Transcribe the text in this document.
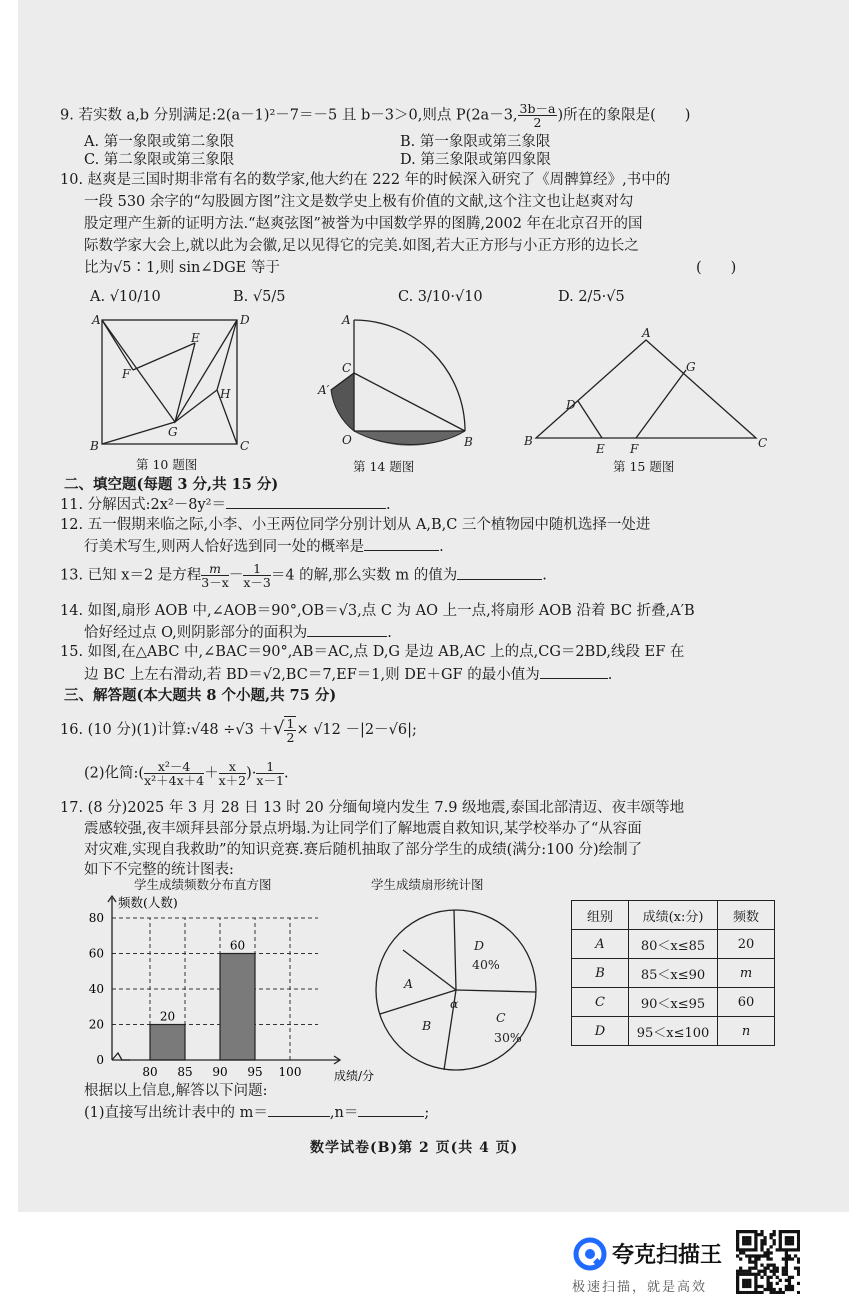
9. 若实数 a,b 分别满足:2(a－1)²－7＝－5 且 b－3＞0,则点 P(2a－3, $\frac{3b-a}{2}$ )所在的象限是(　　)
A. 第一象限或第二象限	B. 第一象限或第三象限
C. 第二象限或第三象限	D. 第三象限或第四象限
10. 赵爽是三国时期非常有名的数学家,他大约在 222 年的时候深入研究了《周髀算经》,书中的
一段 530 余字的“勾股圆方图”注文是数学史上极有价值的文献,这个注文也让赵爽对勾
股定理产生新的证明方法.“赵爽弦图”被誉为中国数学界的图腾,2002 年在北京召开的国
际数学家大会上,就以此为会徽,足以见得它的完美.如图,若大正方形与小正方形的边长之
比为√5∶1,则 sin∠DGE 等于	(　　)
A. √10/10	B. √5/5	C. 3/10·√10	D. 2/5·√5
A	D
B	C
E
F
G
H
第 10 题图
A
C
A′
O	B
第 14 题图
A
G
D
B
E F	C
第 15 题图
二、填空题(每题 3 分,共 15 分)
11. 分解因式:2x²－8y²＝	.
12. 五一假期来临之际,小李、小王两位同学分别计划从 A,B,C 三个植物园中随机选择一处进
行美术写生,则两人恰好选到同一处的概率是	.
13. 已知 x＝2 是方程 $\frac{m}{3-x} - \frac{1}{x-3} =4$ 的解,那么实数 m 的值为	.
14. 如图,扇形 AOB 中,∠AOB＝90°,OB＝√3,点 C 为 AO 上一点,将扇形 AOB 沿着 BC 折叠,A′B
恰好经过点 O,则阴影部分的面积为	.
15. 如图,在△ABC 中,∠BAC＝90°,AB＝AC,点 D,G 是边 AB,AC 上的点,CG＝2BD,线段 EF 在
边 BC 上左右滑动,若 BD＝√2,BC＝7,EF＝1,则 DE＋GF 的最小值为	.
三、解答题(本大题共 8 个小题,共 75 分)
16. (10 分)(1)计算:√48 ÷√3 ＋√ $\frac{1}{2} \times √12 -|2-√6|$;
(2)化简:( $\frac{\text{x²－4}}{\text{x²＋4x＋4}} + \frac{x}{x+2}$ )· $\frac{1}{x-1}$ .
17. (8 分)2025 年 3 月 28 日 13 时 20 分缅甸境内发生 7.9 级地震,泰国北部清迈、夜丰颂等地
震感较强,夜丰颂拜县部分景点坍塌.为让同学们了解地震自救知识,某学校举办了“从容面
对灾难,实现自我救助”的知识竞赛.赛后随机抽取了部分学生的成绩(满分:100 分)绘制了
如下不完整的统计图表:
学生成绩频数分布直方图
频数(人数)
成绩/分
0
20
40
60
80
80 85 90 95 100
20
60
学生成绩扇形统计图
D
40%
A
B
α
C
30%
组别	成绩(x:分)	频数
A	80＜x≤85	20
B	85＜x≤90	m
C	90＜x≤95	60
D	95＜x≤100	n
根据以上信息,解答以下问题:
(1)直接写出统计表中的 m＝	,n＝	;
数学试卷(B)第 2 页(共 4 页)
夸克扫描王
极速扫描，就是高效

- - -

THE TASK -> Omit the pictures and reproduce the listing exactly.

TASK RESPONSE ->
Transcribe the text in this document.
9. 若实数 a,b 分别满足:2(a－1)²－7＝－5 且 b－3＞0,则点 P(2a－3, $\frac{3b-a}{2}$ )所在的象限是(　　)
A. 第一象限或第二象限	B. 第一象限或第三象限
C. 第二象限或第三象限	D. 第三象限或第四象限
10. 赵爽是三国时期非常有名的数学家,他大约在 222 年的时候深入研究了《周髀算经》,书中的
一段 530 余字的“勾股圆方图”注文是数学史上极有价值的文献,这个注文也让赵爽对勾
股定理产生新的证明方法.“赵爽弦图”被誉为中国数学界的图腾,2002 年在北京召开的国
际数学家大会上,就以此为会徽,足以见得它的完美.如图,若大正方形与小正方形的边长之
比为√5∶1,则 sin∠DGE 等于	(　　)
A. √10/10	B. √5/5	C. 3/10·√10	D. 2/5·√5
A	D
B	C
E
F
G
H
第 10 题图
A
C
A′
O	B
第 14 题图
A
G
D
B
E F	C
第 15 题图
二、填空题(每题 3 分,共 15 分)
11. 分解因式:2x²－8y²＝	.
12. 五一假期来临之际,小李、小王两位同学分别计划从 A,B,C 三个植物园中随机选择一处进
行美术写生,则两人恰好选到同一处的概率是	.
13. 已知 x＝2 是方程 $\frac{m}{3-x} - \frac{1}{x-3} =4$ 的解,那么实数 m 的值为	.
14. 如图,扇形 AOB 中,∠AOB＝90°,OB＝√3,点 C 为 AO 上一点,将扇形 AOB 沿着 BC 折叠,A′B
恰好经过点 O,则阴影部分的面积为	.
15. 如图,在△ABC 中,∠BAC＝90°,AB＝AC,点 D,G 是边 AB,AC 上的点,CG＝2BD,线段 EF 在
边 BC 上左右滑动,若 BD＝√2,BC＝7,EF＝1,则 DE＋GF 的最小值为	.
三、解答题(本大题共 8 个小题,共 75 分)
16. (10 分)(1)计算:√48 ÷√3 ＋√ $\frac{1}{2} \times √12 -|2-√6|$;
(2)化简:( $\frac{\text{x²－4}}{\text{x²＋4x＋4}} + \frac{x}{x+2}$ )· $\frac{1}{x-1}$ .
17. (8 分)2025 年 3 月 28 日 13 时 20 分缅甸境内发生 7.9 级地震,泰国北部清迈、夜丰颂等地
震感较强,夜丰颂拜县部分景点坍塌.为让同学们了解地震自救知识,某学校举办了“从容面
对灾难,实现自我救助”的知识竞赛.赛后随机抽取了部分学生的成绩(满分:100 分)绘制了
如下不完整的统计图表:
学生成绩频数分布直方图
频数(人数)
成绩/分
0
20
40
60
80
80 85 90 95 100
20
60
学生成绩扇形统计图
D
40%
A
B
α
C
30%
组别	成绩(x:分)	频数
A	80＜x≤85	20
B	85＜x≤90	m
C	90＜x≤95	60
D	95＜x≤100	n
根据以上信息,解答以下问题:
(1)直接写出统计表中的 m＝	,n＝	;
数学试卷(B)第 2 页(共 4 页)
夸克扫描王
极速扫描，就是高效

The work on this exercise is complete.